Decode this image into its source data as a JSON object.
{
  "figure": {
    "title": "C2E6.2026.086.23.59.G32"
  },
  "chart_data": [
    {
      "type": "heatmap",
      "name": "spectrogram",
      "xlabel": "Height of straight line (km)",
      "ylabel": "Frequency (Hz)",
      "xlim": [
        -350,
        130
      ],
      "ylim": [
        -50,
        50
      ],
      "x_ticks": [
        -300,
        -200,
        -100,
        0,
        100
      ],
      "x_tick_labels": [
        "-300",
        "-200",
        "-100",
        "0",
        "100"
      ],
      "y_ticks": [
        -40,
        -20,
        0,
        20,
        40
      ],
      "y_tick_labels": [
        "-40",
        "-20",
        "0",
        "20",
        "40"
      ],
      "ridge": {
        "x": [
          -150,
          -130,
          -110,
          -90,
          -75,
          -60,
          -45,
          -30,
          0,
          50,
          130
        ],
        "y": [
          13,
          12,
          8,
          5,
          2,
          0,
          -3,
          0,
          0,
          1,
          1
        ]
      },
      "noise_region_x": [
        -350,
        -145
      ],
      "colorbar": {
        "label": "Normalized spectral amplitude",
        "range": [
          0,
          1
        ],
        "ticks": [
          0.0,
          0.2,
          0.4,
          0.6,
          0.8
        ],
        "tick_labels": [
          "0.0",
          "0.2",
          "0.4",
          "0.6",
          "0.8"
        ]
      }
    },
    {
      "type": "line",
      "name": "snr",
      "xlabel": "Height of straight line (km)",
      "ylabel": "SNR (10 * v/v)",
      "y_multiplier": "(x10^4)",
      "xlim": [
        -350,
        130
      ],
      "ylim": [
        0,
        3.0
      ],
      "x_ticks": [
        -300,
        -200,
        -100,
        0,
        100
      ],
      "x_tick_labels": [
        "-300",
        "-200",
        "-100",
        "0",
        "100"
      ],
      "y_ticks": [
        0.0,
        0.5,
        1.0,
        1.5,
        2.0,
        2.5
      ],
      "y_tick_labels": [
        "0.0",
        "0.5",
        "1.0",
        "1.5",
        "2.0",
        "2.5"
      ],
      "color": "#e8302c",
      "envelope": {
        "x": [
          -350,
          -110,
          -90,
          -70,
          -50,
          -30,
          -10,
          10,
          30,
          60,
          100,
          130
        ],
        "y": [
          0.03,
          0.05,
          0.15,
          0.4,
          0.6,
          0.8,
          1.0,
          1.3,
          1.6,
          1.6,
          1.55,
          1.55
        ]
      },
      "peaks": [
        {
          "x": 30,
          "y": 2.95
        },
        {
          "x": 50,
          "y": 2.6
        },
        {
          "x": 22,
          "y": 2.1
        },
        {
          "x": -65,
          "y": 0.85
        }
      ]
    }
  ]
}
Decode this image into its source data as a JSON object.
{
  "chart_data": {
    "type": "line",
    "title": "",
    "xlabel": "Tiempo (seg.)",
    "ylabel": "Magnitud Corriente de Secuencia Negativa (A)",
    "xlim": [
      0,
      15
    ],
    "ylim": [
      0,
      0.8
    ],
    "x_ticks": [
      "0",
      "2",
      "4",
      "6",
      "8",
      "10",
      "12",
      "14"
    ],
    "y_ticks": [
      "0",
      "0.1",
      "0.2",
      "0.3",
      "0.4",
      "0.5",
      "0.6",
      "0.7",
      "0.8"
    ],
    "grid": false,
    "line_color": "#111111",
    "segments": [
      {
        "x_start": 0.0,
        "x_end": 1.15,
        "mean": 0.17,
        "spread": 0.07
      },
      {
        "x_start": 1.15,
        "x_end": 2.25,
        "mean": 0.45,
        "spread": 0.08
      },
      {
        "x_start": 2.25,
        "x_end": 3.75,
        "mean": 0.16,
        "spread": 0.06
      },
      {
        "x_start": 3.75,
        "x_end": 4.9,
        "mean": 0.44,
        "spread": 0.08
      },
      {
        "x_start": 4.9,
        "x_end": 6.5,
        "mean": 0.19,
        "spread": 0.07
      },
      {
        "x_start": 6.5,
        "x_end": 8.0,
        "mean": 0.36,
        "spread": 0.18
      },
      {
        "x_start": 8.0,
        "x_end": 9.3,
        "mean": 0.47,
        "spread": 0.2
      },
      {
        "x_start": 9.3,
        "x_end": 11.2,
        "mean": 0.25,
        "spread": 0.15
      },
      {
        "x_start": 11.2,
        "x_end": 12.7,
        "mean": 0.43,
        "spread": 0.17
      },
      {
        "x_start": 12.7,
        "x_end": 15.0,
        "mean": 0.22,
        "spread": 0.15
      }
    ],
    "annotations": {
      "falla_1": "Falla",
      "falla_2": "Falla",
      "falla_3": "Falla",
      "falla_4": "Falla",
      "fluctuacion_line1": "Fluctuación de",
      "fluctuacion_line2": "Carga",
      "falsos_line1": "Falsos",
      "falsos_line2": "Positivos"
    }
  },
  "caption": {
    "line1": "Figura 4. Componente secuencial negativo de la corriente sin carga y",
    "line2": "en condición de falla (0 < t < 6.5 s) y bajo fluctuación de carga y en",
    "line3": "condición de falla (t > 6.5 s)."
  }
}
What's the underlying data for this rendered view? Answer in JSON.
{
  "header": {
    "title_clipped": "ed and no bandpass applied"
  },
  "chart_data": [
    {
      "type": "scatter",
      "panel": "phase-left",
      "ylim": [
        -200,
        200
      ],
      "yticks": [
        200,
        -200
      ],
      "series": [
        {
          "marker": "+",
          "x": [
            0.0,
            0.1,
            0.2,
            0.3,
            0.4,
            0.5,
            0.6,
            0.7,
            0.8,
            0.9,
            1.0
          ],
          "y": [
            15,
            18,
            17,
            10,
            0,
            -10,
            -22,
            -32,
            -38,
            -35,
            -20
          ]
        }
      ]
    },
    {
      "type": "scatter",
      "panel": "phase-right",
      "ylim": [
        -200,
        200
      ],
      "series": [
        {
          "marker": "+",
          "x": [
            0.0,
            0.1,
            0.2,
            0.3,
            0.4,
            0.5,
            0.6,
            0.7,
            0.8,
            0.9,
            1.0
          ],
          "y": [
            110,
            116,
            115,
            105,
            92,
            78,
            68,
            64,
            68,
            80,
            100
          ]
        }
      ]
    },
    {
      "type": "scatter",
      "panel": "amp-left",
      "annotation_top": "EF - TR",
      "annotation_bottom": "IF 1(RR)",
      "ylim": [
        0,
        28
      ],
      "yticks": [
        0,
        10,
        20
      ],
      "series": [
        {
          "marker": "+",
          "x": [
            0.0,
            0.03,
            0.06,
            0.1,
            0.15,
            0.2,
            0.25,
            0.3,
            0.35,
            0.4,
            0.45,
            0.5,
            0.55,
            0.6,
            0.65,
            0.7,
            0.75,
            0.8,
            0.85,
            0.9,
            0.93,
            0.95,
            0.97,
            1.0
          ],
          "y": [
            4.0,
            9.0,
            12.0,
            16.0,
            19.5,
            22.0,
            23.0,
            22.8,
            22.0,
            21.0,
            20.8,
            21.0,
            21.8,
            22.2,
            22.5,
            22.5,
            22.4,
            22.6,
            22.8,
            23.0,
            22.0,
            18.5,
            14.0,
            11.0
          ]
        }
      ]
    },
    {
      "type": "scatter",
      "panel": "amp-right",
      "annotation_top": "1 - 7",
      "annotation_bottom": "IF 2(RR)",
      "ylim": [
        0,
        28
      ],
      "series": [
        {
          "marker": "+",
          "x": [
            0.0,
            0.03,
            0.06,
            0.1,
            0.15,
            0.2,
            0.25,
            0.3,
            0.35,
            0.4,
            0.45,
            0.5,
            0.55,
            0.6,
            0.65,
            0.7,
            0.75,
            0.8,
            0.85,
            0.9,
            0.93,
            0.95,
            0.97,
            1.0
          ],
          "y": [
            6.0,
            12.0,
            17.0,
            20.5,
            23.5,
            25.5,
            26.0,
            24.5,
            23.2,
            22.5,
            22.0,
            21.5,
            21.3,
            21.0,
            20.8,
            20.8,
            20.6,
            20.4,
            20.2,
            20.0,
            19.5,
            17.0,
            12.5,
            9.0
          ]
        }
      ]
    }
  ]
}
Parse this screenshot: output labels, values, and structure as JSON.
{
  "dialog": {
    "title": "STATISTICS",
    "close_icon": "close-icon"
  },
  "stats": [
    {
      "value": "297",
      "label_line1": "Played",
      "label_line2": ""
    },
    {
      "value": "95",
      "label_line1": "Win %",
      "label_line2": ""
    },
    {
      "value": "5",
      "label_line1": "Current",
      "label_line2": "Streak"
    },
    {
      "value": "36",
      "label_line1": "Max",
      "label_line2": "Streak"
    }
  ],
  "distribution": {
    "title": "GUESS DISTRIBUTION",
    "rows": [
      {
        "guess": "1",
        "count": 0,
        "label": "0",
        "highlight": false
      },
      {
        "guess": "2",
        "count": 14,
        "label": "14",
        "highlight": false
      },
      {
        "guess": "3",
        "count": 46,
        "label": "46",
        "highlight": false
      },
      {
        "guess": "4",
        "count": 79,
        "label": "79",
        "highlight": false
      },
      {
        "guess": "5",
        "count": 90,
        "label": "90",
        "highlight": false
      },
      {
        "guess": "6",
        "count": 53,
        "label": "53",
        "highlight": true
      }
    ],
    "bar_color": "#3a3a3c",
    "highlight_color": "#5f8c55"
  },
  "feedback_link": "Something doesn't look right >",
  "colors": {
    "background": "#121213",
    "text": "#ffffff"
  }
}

**Task goal**
Exactly as written, give again every line from the one containing "Parse this screenshot: output" through the last line of the material above, and no other lines.

**Complete output**
Parse this screenshot: output labels, values, and structure as JSON.
{
  "dialog": {
    "title": "STATISTICS",
    "close_icon": "close-icon"
  },
  "stats": [
    {
      "value": "297",
      "label_line1": "Played",
      "label_line2": ""
    },
    {
      "value": "95",
      "label_line1": "Win %",
      "label_line2": ""
    },
    {
      "value": "5",
      "label_line1": "Current",
      "label_line2": "Streak"
    },
    {
      "value": "36",
      "label_line1": "Max",
      "label_line2": "Streak"
    }
  ],
  "distribution": {
    "title": "GUESS DISTRIBUTION",
    "rows": [
      {
        "guess": "1",
        "count": 0,
        "label": "0",
        "highlight": false
      },
      {
        "guess": "2",
        "count": 14,
        "label": "14",
        "highlight": false
      },
      {
        "guess": "3",
        "count": 46,
        "label": "46",
        "highlight": false
      },
      {
        "guess": "4",
        "count": 79,
        "label": "79",
        "highlight": false
      },
      {
        "guess": "5",
        "count": 90,
        "label": "90",
        "highlight": false
      },
      {
        "guess": "6",
        "count": 53,
        "label": "53",
        "highlight": true
      }
    ],
    "bar_color": "#3a3a3c",
    "highlight_color": "#5f8c55"
  },
  "feedback_link": "Something doesn't look right >",
  "colors": {
    "background": "#121213",
    "text": "#ffffff"
  }
}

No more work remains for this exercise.